### Task details:
Skip the pictures and repeat each line of the data exactly.

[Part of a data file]
|---|

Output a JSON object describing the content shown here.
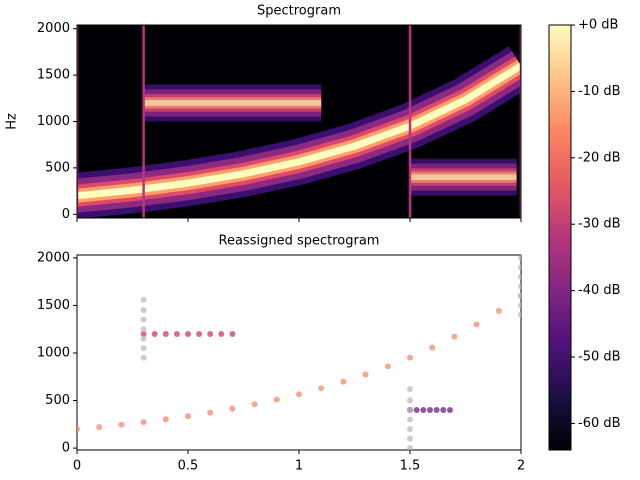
{
  "chart_data": [
    {
      "type": "spectrogram",
      "title": "Spectrogram",
      "ylabel": "Hz",
      "xlim": [
        0,
        2
      ],
      "ylim": [
        -40,
        2040
      ],
      "xticks": [
        0,
        0.5,
        1,
        1.5,
        2
      ],
      "show_xtick_labels": false,
      "yticks": [
        0,
        500,
        1000,
        1500,
        2000
      ],
      "background": "#000004",
      "band_colors": [
        "#3b0f70",
        "#8c2981",
        "#de4968",
        "#fe9f6d",
        "#fcfdbf"
      ],
      "ridges": [
        {
          "x": [
            0,
            0.25,
            0.5,
            0.75,
            1,
            1.25,
            1.5,
            1.75,
            2
          ],
          "y": [
            200,
            259,
            336,
            436,
            566,
            734,
            951,
            1234,
            1600
          ]
        },
        {
          "x": [
            0.3,
            0.7,
            1.1
          ],
          "y": [
            1200,
            1200,
            1200
          ]
        },
        {
          "x": [
            1.5,
            1.7,
            1.98
          ],
          "y": [
            400,
            400,
            400
          ]
        }
      ],
      "clicks": [
        0,
        0.3,
        1.5,
        2.0
      ],
      "click_color": "#b5367a"
    },
    {
      "type": "scatter",
      "title": "Reassigned spectrogram",
      "xlim": [
        0,
        2
      ],
      "ylim": [
        -20,
        2030
      ],
      "xticks": [
        0,
        0.5,
        1,
        1.5,
        2
      ],
      "yticks": [
        0,
        500,
        1000,
        1500,
        2000
      ],
      "series": [
        {
          "color": "#f08a6c",
          "x": [
            0,
            0.1,
            0.2,
            0.3,
            0.4,
            0.5,
            0.6,
            0.7,
            0.8,
            0.9,
            1.0,
            1.1,
            1.2,
            1.3,
            1.4,
            1.5,
            1.6,
            1.7,
            1.8,
            1.9,
            2.0
          ],
          "y": [
            200,
            221,
            246,
            273,
            303,
            336,
            373,
            414,
            459,
            510,
            566,
            628,
            697,
            774,
            859,
            951,
            1056,
            1172,
            1301,
            1443,
            1600
          ]
        },
        {
          "color": "#c43c75",
          "x": [
            0.3,
            0.35,
            0.4,
            0.45,
            0.5,
            0.55,
            0.6,
            0.65,
            0.7
          ],
          "y": [
            1200,
            1200,
            1200,
            1200,
            1200,
            1200,
            1200,
            1200,
            1200
          ]
        },
        {
          "color": "#6a1f80",
          "x": [
            1.5,
            1.53,
            1.56,
            1.59,
            1.62,
            1.65,
            1.68
          ],
          "y": [
            400,
            400,
            400,
            400,
            400,
            400,
            400
          ]
        },
        {
          "color": "#bbbbbb",
          "x": [
            0.3,
            0.3,
            0.3,
            0.3,
            0.3,
            0.3,
            0.3
          ],
          "y": [
            950,
            1050,
            1150,
            1250,
            1350,
            1450,
            1560
          ]
        },
        {
          "color": "#bbbbbb",
          "x": [
            1.5,
            1.5,
            1.5,
            1.5,
            1.5,
            1.5,
            1.5
          ],
          "y": [
            0,
            100,
            200,
            300,
            400,
            500,
            620
          ]
        },
        {
          "color": "#bbbbbb",
          "x": [
            2.0,
            2.0,
            2.0,
            2.0,
            2.0,
            2.0,
            2.0
          ],
          "y": [
            1400,
            1500,
            1600,
            1700,
            1800,
            1900,
            2000
          ]
        }
      ]
    },
    {
      "type": "colorbar",
      "lim": [
        -64,
        0
      ],
      "colors": [
        "#000004",
        "#1c1044",
        "#4f127b",
        "#812581",
        "#b5367a",
        "#e55964",
        "#fb8761",
        "#fec287",
        "#fcfdbf"
      ],
      "ticks": [
        {
          "value": 0,
          "label": "+0 dB"
        },
        {
          "value": -10,
          "label": "-10 dB"
        },
        {
          "value": -20,
          "label": "-20 dB"
        },
        {
          "value": -30,
          "label": "-30 dB"
        },
        {
          "value": -40,
          "label": "-40 dB"
        },
        {
          "value": -50,
          "label": "-50 dB"
        },
        {
          "value": -60,
          "label": "-60 dB"
        }
      ]
    }
  ]
}
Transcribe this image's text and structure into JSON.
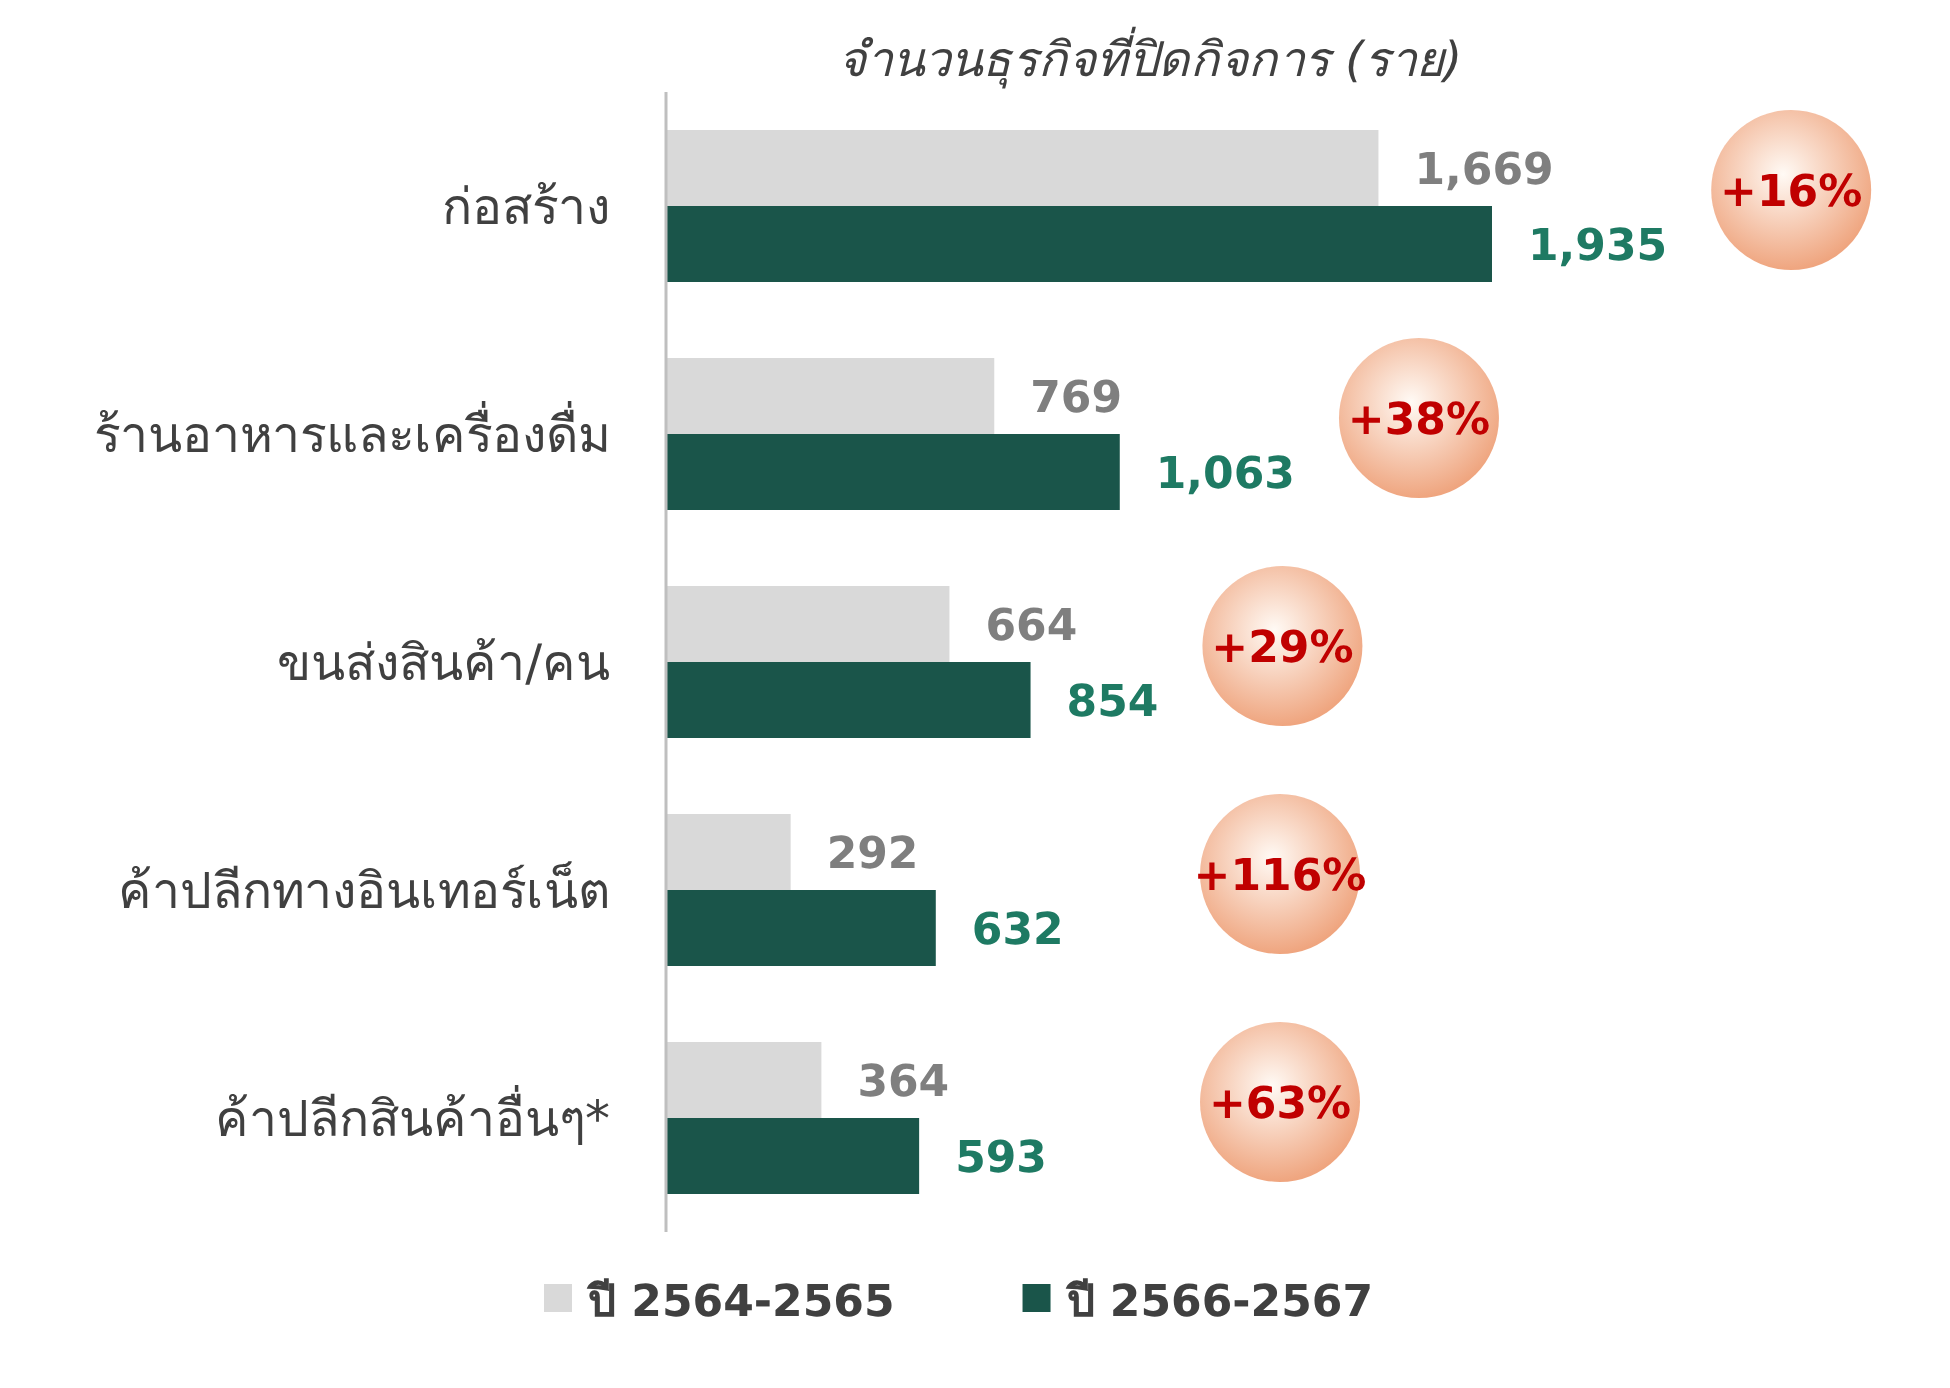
{
  "chart_data": {
    "type": "bar",
    "orientation": "horizontal",
    "title": "จำนวนธุรกิจที่ปิดกิจการ (ราย)",
    "categories": [
      "ก่อสร้าง",
      "ร้านอาหารและเครื่องดื่ม",
      "ขนส่งสินค้า/คน",
      "ค้าปลีกทางอินเทอร์เน็ต",
      "ค้าปลีกสินค้าอื่นๆ*"
    ],
    "series": [
      {
        "name": "ปี 2564-2565",
        "color": "#d9d9d9",
        "values": [
          1669,
          769,
          664,
          292,
          364
        ],
        "value_labels": [
          "1,669",
          "769",
          "664",
          "292",
          "364"
        ]
      },
      {
        "name": "ปี 2566-2567",
        "color": "#1a554a",
        "values": [
          1935,
          1063,
          854,
          632,
          593
        ],
        "value_labels": [
          "1,935",
          "1,063",
          "854",
          "632",
          "593"
        ]
      }
    ],
    "legend": "bottom",
    "annotations": [
      "+16%",
      "+38%",
      "+29%",
      "+116%",
      "+63%"
    ]
  }
}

|---|

### Reply to the exercise:
Output a JSON object describing the content shown here.
{
  "chart_data": [
    {
      "type": "spectrogram",
      "title": "Spectrogram",
      "ylabel": "Hz",
      "xlim": [
        0,
        2
      ],
      "ylim": [
        -40,
        2040
      ],
      "xticks": [
        0,
        0.5,
        1,
        1.5,
        2
      ],
      "show_xtick_labels": false,
      "yticks": [
        0,
        500,
        1000,
        1500,
        2000
      ],
      "background": "#000004",
      "band_colors": [
        "#3b0f70",
        "#8c2981",
        "#de4968",
        "#fe9f6d",
        "#fcfdbf"
      ],
      "ridges": [
        {
          "x": [
            0,
            0.25,
            0.5,
            0.75,
            1,
            1.25,
            1.5,
            1.75,
            2
          ],
          "y": [
            200,
            259,
            336,
            436,
            566,
            734,
            951,
            1234,
            1600
          ]
        },
        {
          "x": [
            0.3,
            0.7,
            1.1
          ],
          "y": [
            1200,
            1200,
            1200
          ]
        },
        {
          "x": [
            1.5,
            1.7,
            1.98
          ],
          "y": [
            400,
            400,
            400
          ]
        }
      ],
      "clicks": [
        0,
        0.3,
        1.5,
        2.0
      ],
      "click_color": "#b5367a"
    },
    {
      "type": "scatter",
      "title": "Reassigned spectrogram",
      "xlim": [
        0,
        2
      ],
      "ylim": [
        -20,
        2030
      ],
      "xticks": [
        0,
        0.5,
        1,
        1.5,
        2
      ],
      "yticks": [
        0,
        500,
        1000,
        1500,
        2000
      ],
      "series": [
        {
          "color": "#f08a6c",
          "x": [
            0,
            0.1,
            0.2,
            0.3,
            0.4,
            0.5,
            0.6,
            0.7,
            0.8,
            0.9,
            1.0,
            1.1,
            1.2,
            1.3,
            1.4,
            1.5,
            1.6,
            1.7,
            1.8,
            1.9,
            2.0
          ],
          "y": [
            200,
            221,
            246,
            273,
            303,
            336,
            373,
            414,
            459,
            510,
            566,
            628,
            697,
            774,
            859,
            951,
            1056,
            1172,
            1301,
            1443,
            1600
          ]
        },
        {
          "color": "#c43c75",
          "x": [
            0.3,
            0.35,
            0.4,
            0.45,
            0.5,
            0.55,
            0.6,
            0.65,
            0.7
          ],
          "y": [
            1200,
            1200,
            1200,
            1200,
            1200,
            1200,
            1200,
            1200,
            1200
          ]
        },
        {
          "color": "#6a1f80",
          "x": [
            1.5,
            1.53,
            1.56,
            1.59,
            1.62,
            1.65,
            1.68
          ],
          "y": [
            400,
            400,
            400,
            400,
            400,
            400,
            400
          ]
        },
        {
          "color": "#bbbbbb",
          "x": [
            0.3,
            0.3,
            0.3,
            0.3,
            0.3,
            0.3,
            0.3
          ],
          "y": [
            950,
            1050,
            1150,
            1250,
            1350,
            1450,
            1560
          ]
        },
        {
          "color": "#bbbbbb",
          "x": [
            1.5,
            1.5,
            1.5,
            1.5,
            1.5,
            1.5,
            1.5
          ],
          "y": [
            0,
            100,
            200,
            300,
            400,
            500,
            620
          ]
        },
        {
          "color": "#bbbbbb",
          "x": [
            2.0,
            2.0,
            2.0,
            2.0,
            2.0,
            2.0,
            2.0
          ],
          "y": [
            1400,
            1500,
            1600,
            1700,
            1800,
            1900,
            2000
          ]
        }
      ]
    },
    {
      "type": "colorbar",
      "lim": [
        -64,
        0
      ],
      "colors": [
        "#000004",
        "#1c1044",
        "#4f127b",
        "#812581",
        "#b5367a",
        "#e55964",
        "#fb8761",
        "#fec287",
        "#fcfdbf"
      ],
      "ticks": [
        {
          "value": 0,
          "label": "+0 dB"
        },
        {
          "value": -10,
          "label": "-10 dB"
        },
        {
          "value": -20,
          "label": "-20 dB"
        },
        {
          "value": -30,
          "label": "-30 dB"
        },
        {
          "value": -40,
          "label": "-40 dB"
        },
        {
          "value": -50,
          "label": "-50 dB"
        },
        {
          "value": -60,
          "label": "-60 dB"
        }
      ]
    }
  ]
}
Transcribe this image's text and structure into JSON.
{
  "chart_data": {
    "type": "bar",
    "orientation": "horizontal",
    "title": "จำนวนธุรกิจที่ปิดกิจการ (ราย)",
    "categories": [
      "ก่อสร้าง",
      "ร้านอาหารและเครื่องดื่ม",
      "ขนส่งสินค้า/คน",
      "ค้าปลีกทางอินเทอร์เน็ต",
      "ค้าปลีกสินค้าอื่นๆ*"
    ],
    "series": [
      {
        "name": "ปี 2564-2565",
        "color": "#d9d9d9",
        "values": [
          1669,
          769,
          664,
          292,
          364
        ],
        "value_labels": [
          "1,669",
          "769",
          "664",
          "292",
          "364"
        ]
      },
      {
        "name": "ปี 2566-2567",
        "color": "#1a554a",
        "values": [
          1935,
          1063,
          854,
          632,
          593
        ],
        "value_labels": [
          "1,935",
          "1,063",
          "854",
          "632",
          "593"
        ]
      }
    ],
    "legend": "bottom",
    "annotations": [
      "+16%",
      "+38%",
      "+29%",
      "+116%",
      "+63%"
    ]
  }
}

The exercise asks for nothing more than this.